--- start of Data shown ---

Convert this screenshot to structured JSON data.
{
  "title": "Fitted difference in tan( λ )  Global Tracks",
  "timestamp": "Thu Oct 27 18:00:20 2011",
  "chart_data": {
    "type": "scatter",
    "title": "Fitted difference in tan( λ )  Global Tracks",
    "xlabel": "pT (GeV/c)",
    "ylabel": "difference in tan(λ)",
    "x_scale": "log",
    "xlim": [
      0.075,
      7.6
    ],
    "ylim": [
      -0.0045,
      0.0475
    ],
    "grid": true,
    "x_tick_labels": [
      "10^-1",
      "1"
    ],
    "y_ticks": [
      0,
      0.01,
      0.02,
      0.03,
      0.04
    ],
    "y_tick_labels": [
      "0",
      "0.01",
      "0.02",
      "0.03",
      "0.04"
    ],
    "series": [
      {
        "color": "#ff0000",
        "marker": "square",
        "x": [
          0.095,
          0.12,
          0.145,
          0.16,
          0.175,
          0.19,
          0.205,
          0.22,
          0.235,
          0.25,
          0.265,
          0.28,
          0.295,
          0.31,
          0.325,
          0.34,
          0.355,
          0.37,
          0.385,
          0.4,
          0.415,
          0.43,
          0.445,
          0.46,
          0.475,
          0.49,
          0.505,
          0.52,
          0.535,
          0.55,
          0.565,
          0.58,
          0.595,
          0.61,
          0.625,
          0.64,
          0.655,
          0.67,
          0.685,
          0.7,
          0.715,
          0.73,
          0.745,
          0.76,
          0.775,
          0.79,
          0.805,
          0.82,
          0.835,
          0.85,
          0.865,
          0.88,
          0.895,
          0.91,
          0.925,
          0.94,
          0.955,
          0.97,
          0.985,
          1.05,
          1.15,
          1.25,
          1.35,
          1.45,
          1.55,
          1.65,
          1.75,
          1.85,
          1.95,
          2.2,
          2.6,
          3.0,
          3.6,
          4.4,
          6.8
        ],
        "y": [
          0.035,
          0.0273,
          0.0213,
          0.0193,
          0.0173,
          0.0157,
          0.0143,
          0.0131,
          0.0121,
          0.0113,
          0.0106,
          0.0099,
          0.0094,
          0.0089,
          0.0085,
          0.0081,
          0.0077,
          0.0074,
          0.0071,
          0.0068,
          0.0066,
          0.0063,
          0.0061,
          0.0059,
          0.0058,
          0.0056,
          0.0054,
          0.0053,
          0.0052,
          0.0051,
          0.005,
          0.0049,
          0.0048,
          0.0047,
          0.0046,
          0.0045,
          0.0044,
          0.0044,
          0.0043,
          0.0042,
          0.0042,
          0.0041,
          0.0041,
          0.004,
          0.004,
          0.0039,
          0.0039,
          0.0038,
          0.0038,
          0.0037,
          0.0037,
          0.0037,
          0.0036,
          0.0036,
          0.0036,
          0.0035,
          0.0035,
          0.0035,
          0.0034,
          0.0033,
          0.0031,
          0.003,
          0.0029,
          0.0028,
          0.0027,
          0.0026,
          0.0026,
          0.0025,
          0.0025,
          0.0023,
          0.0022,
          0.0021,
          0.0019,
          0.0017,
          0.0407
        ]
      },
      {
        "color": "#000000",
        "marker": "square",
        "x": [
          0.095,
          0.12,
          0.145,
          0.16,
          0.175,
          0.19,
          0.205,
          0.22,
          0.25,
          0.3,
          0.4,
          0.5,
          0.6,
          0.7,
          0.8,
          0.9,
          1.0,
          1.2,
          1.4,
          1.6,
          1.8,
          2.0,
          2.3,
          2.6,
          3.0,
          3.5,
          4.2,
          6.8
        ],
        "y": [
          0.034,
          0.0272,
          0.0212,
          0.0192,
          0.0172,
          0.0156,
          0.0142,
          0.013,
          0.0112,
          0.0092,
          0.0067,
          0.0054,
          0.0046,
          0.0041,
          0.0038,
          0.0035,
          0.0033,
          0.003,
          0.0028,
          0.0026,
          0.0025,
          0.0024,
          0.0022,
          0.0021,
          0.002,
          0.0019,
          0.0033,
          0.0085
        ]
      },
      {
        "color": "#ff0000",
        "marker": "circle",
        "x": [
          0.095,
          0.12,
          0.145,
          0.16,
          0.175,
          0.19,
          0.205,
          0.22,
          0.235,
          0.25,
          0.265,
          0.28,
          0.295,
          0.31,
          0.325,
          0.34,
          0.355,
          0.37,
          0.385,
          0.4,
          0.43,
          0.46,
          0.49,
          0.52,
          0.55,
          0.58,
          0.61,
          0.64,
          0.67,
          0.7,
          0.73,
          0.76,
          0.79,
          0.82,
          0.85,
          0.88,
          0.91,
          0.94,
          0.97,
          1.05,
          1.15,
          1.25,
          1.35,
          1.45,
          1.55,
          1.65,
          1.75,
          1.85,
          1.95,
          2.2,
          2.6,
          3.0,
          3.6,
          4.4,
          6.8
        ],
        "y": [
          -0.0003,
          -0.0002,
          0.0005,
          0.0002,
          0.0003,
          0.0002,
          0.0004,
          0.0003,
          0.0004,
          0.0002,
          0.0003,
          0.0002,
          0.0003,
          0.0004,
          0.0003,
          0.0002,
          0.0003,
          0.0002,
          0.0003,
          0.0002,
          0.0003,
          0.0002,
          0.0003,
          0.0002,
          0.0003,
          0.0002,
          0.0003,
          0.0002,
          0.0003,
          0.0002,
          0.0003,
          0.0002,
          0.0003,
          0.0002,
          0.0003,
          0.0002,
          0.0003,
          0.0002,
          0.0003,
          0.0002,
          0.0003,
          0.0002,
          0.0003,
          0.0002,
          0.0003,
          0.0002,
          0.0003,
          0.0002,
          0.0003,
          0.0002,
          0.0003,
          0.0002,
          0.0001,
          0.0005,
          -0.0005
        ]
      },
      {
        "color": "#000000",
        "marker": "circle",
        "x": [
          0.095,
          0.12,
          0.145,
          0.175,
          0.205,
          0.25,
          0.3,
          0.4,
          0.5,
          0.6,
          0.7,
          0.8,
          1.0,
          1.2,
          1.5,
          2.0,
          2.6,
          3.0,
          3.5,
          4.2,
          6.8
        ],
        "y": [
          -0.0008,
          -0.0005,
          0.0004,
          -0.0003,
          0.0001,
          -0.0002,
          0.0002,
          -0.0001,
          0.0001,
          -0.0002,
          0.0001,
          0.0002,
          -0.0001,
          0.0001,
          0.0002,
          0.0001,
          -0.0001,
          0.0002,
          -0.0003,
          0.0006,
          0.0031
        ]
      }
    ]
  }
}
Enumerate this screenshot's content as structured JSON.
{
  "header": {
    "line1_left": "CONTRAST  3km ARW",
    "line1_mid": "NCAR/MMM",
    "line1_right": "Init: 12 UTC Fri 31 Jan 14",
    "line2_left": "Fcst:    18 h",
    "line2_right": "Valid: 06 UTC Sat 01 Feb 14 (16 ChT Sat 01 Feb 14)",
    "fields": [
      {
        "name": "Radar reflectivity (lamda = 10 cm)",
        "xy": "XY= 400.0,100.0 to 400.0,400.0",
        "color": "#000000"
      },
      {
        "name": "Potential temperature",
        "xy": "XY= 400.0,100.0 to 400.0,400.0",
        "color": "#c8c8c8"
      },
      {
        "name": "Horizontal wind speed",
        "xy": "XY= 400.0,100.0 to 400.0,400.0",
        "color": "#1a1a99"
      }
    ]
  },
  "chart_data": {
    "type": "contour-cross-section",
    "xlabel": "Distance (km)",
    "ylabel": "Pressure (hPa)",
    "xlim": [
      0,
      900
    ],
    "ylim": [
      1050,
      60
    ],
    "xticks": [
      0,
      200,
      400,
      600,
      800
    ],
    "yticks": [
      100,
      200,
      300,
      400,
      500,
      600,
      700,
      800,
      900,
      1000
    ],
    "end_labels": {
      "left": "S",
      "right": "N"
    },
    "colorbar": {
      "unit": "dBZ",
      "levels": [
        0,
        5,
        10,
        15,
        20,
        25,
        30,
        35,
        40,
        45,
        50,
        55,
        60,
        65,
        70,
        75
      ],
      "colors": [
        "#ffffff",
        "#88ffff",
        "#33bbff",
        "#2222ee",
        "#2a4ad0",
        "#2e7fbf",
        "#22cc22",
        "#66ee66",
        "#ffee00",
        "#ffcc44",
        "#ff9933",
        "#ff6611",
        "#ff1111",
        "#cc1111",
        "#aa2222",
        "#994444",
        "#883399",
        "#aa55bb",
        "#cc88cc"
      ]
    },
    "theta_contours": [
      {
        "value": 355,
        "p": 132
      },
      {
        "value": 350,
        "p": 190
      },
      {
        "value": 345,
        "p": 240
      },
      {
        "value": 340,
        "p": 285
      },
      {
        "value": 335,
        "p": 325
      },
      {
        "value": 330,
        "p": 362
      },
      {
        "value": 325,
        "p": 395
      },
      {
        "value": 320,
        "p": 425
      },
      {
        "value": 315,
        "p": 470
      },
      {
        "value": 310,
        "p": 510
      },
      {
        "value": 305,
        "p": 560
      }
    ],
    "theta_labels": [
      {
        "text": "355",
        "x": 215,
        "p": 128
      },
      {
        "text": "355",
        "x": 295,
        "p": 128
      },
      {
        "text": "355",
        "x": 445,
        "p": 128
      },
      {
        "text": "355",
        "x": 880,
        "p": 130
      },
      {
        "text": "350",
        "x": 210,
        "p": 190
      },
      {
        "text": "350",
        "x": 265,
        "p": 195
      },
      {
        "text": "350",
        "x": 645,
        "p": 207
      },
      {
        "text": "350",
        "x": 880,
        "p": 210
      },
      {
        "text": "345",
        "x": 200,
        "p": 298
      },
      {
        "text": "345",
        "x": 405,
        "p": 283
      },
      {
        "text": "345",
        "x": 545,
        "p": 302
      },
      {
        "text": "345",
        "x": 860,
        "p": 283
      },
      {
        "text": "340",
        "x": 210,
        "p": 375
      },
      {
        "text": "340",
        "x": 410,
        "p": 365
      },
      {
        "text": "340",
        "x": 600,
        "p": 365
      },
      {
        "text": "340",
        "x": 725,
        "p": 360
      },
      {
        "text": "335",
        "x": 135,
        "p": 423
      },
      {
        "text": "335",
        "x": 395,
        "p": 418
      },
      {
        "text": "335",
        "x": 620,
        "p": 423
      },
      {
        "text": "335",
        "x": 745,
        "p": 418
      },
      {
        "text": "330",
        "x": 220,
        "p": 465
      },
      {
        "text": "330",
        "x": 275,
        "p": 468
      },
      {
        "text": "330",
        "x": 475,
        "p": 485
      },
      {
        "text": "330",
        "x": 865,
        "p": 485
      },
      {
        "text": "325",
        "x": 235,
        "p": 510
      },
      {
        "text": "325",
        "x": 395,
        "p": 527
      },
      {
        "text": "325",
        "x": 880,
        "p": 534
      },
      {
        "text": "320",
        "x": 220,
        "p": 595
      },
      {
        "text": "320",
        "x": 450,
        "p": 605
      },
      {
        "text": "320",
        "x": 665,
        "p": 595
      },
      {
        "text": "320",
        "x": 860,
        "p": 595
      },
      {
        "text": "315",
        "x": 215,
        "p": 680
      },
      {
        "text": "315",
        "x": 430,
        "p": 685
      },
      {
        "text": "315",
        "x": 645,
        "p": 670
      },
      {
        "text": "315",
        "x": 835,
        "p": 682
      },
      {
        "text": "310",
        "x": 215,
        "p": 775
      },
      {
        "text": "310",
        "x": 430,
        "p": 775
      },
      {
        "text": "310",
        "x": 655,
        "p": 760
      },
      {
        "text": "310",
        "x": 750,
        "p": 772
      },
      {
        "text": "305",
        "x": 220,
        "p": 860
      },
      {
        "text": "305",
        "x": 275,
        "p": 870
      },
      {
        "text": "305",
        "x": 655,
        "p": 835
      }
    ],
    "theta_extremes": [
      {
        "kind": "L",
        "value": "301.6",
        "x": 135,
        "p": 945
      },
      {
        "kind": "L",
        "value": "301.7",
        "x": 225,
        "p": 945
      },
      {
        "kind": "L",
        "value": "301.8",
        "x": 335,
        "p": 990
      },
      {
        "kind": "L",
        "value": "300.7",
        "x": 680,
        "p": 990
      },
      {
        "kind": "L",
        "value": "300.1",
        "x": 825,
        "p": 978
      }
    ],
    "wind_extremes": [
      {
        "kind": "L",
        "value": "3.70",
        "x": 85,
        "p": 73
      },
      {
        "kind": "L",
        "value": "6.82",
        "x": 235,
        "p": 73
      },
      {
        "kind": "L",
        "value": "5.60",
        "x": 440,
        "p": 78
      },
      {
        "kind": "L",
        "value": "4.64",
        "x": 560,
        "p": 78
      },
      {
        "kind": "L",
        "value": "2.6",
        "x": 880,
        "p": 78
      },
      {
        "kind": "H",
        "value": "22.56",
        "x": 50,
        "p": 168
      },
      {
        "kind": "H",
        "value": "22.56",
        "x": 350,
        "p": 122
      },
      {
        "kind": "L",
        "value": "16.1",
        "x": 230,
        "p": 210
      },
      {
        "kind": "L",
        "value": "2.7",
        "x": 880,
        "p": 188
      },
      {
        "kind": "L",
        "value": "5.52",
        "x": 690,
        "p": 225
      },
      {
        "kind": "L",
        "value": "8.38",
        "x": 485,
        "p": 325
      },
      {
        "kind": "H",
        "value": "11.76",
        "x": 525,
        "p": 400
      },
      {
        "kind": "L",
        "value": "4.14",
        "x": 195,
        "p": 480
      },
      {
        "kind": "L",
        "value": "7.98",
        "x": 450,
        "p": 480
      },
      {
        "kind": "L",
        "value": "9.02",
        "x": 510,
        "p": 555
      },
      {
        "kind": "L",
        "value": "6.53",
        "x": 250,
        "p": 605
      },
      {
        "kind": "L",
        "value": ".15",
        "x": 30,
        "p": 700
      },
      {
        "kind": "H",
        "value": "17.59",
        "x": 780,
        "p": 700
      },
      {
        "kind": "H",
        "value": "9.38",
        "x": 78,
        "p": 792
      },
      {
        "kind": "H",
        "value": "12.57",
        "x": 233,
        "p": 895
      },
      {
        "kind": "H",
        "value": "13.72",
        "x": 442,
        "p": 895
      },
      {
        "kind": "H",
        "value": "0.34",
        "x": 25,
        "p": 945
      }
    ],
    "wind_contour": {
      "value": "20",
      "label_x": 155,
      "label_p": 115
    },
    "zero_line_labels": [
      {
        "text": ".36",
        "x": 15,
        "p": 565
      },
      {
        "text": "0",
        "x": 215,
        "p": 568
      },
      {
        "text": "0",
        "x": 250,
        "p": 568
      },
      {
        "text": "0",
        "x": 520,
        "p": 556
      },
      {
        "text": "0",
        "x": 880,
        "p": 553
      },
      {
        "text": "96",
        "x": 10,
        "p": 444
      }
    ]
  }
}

--- end of Data shown ---

_Exercise_
Show all lines from the listing above in which "Tracks" appears.

_Right answer_
  "title": "Fitted difference in tan( λ )  Global Tracks",
    "title": "Fitted difference in tan( λ )  Global Tracks",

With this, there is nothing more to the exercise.